# Exercise requirements
Turn every line of the entries below into a Markdown table with two columns, Number and Content, numbering the rows in order and leaving out any blank lines.

# Dataset content
_____

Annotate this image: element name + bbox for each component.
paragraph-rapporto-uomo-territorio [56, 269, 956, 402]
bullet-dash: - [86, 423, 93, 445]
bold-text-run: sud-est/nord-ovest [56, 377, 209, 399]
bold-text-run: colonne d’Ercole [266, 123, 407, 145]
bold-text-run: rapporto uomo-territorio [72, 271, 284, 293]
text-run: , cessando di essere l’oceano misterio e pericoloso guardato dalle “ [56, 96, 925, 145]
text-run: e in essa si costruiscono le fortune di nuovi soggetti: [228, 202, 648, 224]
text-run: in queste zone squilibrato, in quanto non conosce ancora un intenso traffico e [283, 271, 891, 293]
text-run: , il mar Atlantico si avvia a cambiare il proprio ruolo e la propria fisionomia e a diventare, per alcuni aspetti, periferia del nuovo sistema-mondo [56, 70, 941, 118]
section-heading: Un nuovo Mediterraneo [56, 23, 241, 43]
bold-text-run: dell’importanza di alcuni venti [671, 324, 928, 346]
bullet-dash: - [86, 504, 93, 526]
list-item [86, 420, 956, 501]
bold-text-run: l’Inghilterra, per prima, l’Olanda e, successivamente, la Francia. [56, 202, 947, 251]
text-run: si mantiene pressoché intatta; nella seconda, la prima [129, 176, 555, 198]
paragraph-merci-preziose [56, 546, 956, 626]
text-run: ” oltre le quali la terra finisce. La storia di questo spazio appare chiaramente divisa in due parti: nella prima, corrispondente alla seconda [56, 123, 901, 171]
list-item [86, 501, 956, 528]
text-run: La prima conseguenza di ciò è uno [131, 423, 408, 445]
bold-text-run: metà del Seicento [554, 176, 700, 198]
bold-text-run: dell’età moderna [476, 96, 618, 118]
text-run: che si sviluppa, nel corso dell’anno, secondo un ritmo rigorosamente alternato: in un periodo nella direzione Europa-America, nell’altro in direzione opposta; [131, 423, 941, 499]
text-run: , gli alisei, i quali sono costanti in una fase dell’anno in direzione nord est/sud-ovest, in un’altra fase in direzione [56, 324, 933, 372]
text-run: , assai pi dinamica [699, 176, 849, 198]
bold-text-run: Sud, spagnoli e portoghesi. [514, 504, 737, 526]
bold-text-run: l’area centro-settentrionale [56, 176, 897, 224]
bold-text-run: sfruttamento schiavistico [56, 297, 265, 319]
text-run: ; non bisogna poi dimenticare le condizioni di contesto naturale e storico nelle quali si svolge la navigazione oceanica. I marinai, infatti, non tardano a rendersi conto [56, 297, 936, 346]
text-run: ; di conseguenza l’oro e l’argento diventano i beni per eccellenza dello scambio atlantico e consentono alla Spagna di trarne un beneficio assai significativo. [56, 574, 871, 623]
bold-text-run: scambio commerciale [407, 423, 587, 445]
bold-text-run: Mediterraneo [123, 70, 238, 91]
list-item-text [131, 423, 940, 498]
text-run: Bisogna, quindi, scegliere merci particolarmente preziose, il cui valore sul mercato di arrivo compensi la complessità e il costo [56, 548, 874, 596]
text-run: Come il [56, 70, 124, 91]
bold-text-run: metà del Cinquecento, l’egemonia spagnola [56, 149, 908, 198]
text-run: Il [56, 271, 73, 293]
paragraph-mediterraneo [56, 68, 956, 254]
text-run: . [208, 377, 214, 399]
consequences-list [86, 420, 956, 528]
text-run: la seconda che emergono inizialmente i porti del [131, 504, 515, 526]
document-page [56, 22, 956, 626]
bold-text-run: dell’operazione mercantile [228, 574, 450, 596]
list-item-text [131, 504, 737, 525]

_____

# Task solution
| Number | Content |
|---|---|
| 1 | Annotate this image: element name + bbox for each component. |
| 2 | paragraph-rapporto-uomo-territorio [56, 269, 956, 402] |
| 3 | bullet-dash: - [86, 423, 93, 445] |
| 4 | bold-text-run: sud-est/nord-ovest [56, 377, 209, 399] |
| 5 | bold-text-run: colonne d’Ercole [266, 123, 407, 145] |
| 6 | bold-text-run: rapporto uomo-territorio [72, 271, 284, 293] |
| 7 | text-run: , cessando di essere l’oceano misterio e pericoloso guardato dalle “ [56, 96, 925, 145] |
| 8 | text-run: e in essa si costruiscono le fortune di nuovi soggetti: [228, 202, 648, 224] |
| 9 | text-run: in queste zone squilibrato, in quanto non conosce ancora un intenso traffico e [283, 271, 891, 293] |
| 10 | text-run: , il mar Atlantico si avvia a cambiare il proprio ruolo e la propria fisionomia e a diventare, per alcuni aspetti, periferia del nuovo sistema-mondo [56, 70, 941, 118] |
| 11 | section-heading: Un nuovo Mediterraneo [56, 23, 241, 43] |
| 12 | bold-text-run: dell’importanza di alcuni venti [671, 324, 928, 346] |
| 13 | bullet-dash: - [86, 504, 93, 526] |
| 14 | list-item [86, 420, 956, 501] |
| 15 | bold-text-run: l’Inghilterra, per prima, l’Olanda e, successivamente, la Francia. [56, 202, 947, 251] |
| 16 | text-run: si mantiene pressoché intatta; nella seconda, la prima [129, 176, 555, 198] |
| 17 | paragraph-merci-preziose [56, 546, 956, 626] |
| 18 | text-run: ” oltre le quali la terra finisce. La storia di questo spazio appare chiaramente divisa in due parti: nella prima, corrispondente alla seconda [56, 123, 901, 171] |
| 19 | list-item [86, 501, 956, 528] |
| 20 | text-run: La prima conseguenza di ciò è uno [131, 423, 408, 445] |
| 21 | bold-text-run: metà del Seicento [554, 176, 700, 198] |
| 22 | bold-text-run: dell’età moderna [476, 96, 618, 118] |
| 23 | text-run: che si sviluppa, nel corso dell’anno, secondo un ritmo rigorosamente alternato: in un periodo nella direzione Europa-America, nell’altro in direzione opposta; [131, 423, 941, 499] |
| 24 | text-run: , gli alisei, i quali sono costanti in una fase dell’anno in direzione nord est/sud-ovest, in un’altra fase in direzione [56, 324, 933, 372] |
| 25 | text-run: , assai pi dinamica [699, 176, 849, 198] |
| 26 | bold-text-run: Sud, spagnoli e portoghesi. [514, 504, 737, 526] |
| 27 | bold-text-run: l’area centro-settentrionale [56, 176, 897, 224] |
| 28 | bold-text-run: sfruttamento schiavistico [56, 297, 265, 319] |
| 29 | text-run: ; non bisogna poi dimenticare le condizioni di contesto naturale e storico nelle quali si svolge la navigazione oceanica. I marinai, infatti, non tardano a rendersi conto [56, 297, 936, 346] |
| 30 | text-run: ; di conseguenza l’oro e l’argento diventano i beni per eccellenza dello scambio atlantico e consentono alla Spagna di trarne un beneficio assai significativo. [56, 574, 871, 623] |
| 31 | bold-text-run: scambio commerciale [407, 423, 587, 445] |
| 32 | bold-text-run: Mediterraneo [123, 70, 238, 91] |
| 33 | list-item-text [131, 423, 940, 498] |
| 34 | text-run: Bisogna, quindi, scegliere merci particolarmente preziose, il cui valore sul mercato di arrivo compensi la complessità e il costo [56, 548, 874, 596] |
| 35 | text-run: Come il [56, 70, 124, 91] |
| 36 | bold-text-run: metà del Cinquecento, l’egemonia spagnola [56, 149, 908, 198] |
| 37 | text-run: Il [56, 271, 73, 293] |
| 38 | paragraph-mediterraneo [56, 68, 956, 254] |
| 39 | text-run: . [208, 377, 214, 399] |
| 40 | consequences-list [86, 420, 956, 528] |
| 41 | text-run: la seconda che emergono inizialmente i porti del [131, 504, 515, 526] |
| 42 | document-page [56, 22, 956, 626] |
| 43 | bold-text-run: dell’operazione mercantile [228, 574, 450, 596] |
| 44 | list-item-text [131, 504, 737, 525] |